┌─ INFORMATION SUPPLIED
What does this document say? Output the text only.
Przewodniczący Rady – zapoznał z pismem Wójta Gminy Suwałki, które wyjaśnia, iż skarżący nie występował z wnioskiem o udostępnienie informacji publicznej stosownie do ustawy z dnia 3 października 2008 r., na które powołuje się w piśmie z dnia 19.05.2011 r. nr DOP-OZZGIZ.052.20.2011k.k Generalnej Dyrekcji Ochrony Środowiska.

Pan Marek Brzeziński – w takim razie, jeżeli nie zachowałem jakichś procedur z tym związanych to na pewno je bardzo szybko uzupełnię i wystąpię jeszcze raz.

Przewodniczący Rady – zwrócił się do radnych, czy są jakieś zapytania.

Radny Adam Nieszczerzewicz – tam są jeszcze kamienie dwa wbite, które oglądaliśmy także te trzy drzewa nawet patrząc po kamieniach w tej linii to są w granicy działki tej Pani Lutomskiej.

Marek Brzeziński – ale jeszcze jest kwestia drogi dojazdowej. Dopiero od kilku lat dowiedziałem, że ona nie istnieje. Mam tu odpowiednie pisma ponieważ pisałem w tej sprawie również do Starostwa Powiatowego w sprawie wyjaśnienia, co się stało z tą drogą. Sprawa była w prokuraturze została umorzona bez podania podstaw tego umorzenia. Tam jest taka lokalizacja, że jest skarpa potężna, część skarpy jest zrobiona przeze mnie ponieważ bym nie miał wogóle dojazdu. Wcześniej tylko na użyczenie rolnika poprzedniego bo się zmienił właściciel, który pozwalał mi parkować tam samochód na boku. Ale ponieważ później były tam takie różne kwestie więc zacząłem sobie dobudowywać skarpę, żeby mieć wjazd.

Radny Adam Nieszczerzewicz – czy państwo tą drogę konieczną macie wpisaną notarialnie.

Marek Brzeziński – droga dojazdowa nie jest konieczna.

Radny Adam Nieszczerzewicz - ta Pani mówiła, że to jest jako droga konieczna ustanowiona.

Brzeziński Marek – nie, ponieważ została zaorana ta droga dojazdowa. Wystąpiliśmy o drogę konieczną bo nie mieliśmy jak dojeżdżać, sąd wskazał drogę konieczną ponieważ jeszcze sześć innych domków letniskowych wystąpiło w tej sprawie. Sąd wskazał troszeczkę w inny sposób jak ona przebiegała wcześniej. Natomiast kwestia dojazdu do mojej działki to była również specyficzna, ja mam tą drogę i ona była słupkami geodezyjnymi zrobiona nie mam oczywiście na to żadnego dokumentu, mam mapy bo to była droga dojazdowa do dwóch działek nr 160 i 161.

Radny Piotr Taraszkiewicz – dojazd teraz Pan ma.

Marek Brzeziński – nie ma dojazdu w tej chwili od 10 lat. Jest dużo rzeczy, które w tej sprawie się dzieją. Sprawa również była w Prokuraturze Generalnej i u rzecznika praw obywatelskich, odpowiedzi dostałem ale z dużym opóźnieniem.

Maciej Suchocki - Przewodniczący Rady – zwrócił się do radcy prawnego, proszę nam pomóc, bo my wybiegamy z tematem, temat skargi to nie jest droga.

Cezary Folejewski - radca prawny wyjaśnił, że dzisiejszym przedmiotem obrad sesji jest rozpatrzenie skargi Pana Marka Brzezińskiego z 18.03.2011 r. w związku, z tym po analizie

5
└─
- WORK TO DO: Extract the complete set of records unchanged.

- RESPONSE TO THE EXERCISE:
What does this document say? Output the text only.
Przewodniczący Rady – zapoznał z pismem Wójta Gminy Suwałki, które wyjaśnia, iż skarżący nie występował z wnioskiem o udostępnienie informacji publicznej stosownie do ustawy z dnia 3 października 2008 r., na które powołuje się w piśmie z dnia 19.05.2011 r. nr DOP-OZZGIZ.052.20.2011k.k Generalnej Dyrekcji Ochrony Środowiska.

Pan Marek Brzeziński – w takim razie, jeżeli nie zachowałem jakichś procedur z tym związanych to na pewno je bardzo szybko uzupełnię i wystąpię jeszcze raz.

Przewodniczący Rady – zwrócił się do radnych, czy są jakieś zapytania.

Radny Adam Nieszczerzewicz – tam są jeszcze kamienie dwa wbite, które oglądaliśmy także te trzy drzewa nawet patrząc po kamieniach w tej linii to są w granicy działki tej Pani Lutomskiej.

Marek Brzeziński – ale jeszcze jest kwestia drogi dojazdowej. Dopiero od kilku lat dowiedziałem, że ona nie istnieje. Mam tu odpowiednie pisma ponieważ pisałem w tej sprawie również do Starostwa Powiatowego w sprawie wyjaśnienia, co się stało z tą drogą. Sprawa była w prokuraturze została umorzona bez podania podstaw tego umorzenia. Tam jest taka lokalizacja, że jest skarpa potężna, część skarpy jest zrobiona przeze mnie ponieważ bym nie miał wogóle dojazdu. Wcześniej tylko na użyczenie rolnika poprzedniego bo się zmienił właściciel, który pozwalał mi parkować tam samochód na boku. Ale ponieważ później były tam takie różne kwestie więc zacząłem sobie dobudowywać skarpę, żeby mieć wjazd.

Radny Adam Nieszczerzewicz – czy państwo tą drogę konieczną macie wpisaną notarialnie.

Marek Brzeziński – droga dojazdowa nie jest konieczna.

Radny Adam Nieszczerzewicz - ta Pani mówiła, że to jest jako droga konieczna ustanowiona.

Brzeziński Marek – nie, ponieważ została zaorana ta droga dojazdowa. Wystąpiliśmy o drogę konieczną bo nie mieliśmy jak dojeżdżać, sąd wskazał drogę konieczną ponieważ jeszcze sześć innych domków letniskowych wystąpiło w tej sprawie. Sąd wskazał troszeczkę w inny sposób jak ona przebiegała wcześniej. Natomiast kwestia dojazdu do mojej działki to była również specyficzna, ja mam tą drogę i ona była słupkami geodezyjnymi zrobiona nie mam oczywiście na to żadnego dokumentu, mam mapy bo to była droga dojazdowa do dwóch działek nr 160 i 161.

Radny Piotr Taraszkiewicz – dojazd teraz Pan ma.

Marek Brzeziński – nie ma dojazdu w tej chwili od 10 lat. Jest dużo rzeczy, które w tej sprawie się dzieją. Sprawa również była w Prokuraturze Generalnej i u rzecznika praw obywatelskich, odpowiedzi dostałem ale z dużym opóźnieniem.

Maciej Suchocki - Przewodniczący Rady – zwrócił się do radcy prawnego, proszę nam pomóc, bo my wybiegamy z tematem, temat skargi to nie jest droga.

Cezary Folejewski - radca prawny wyjaśnił, że dzisiejszym przedmiotem obrad sesji jest rozpatrzenie skargi Pana Marka Brzezińskiego z 18.03.2011 r. w związku, z tym po analizie

5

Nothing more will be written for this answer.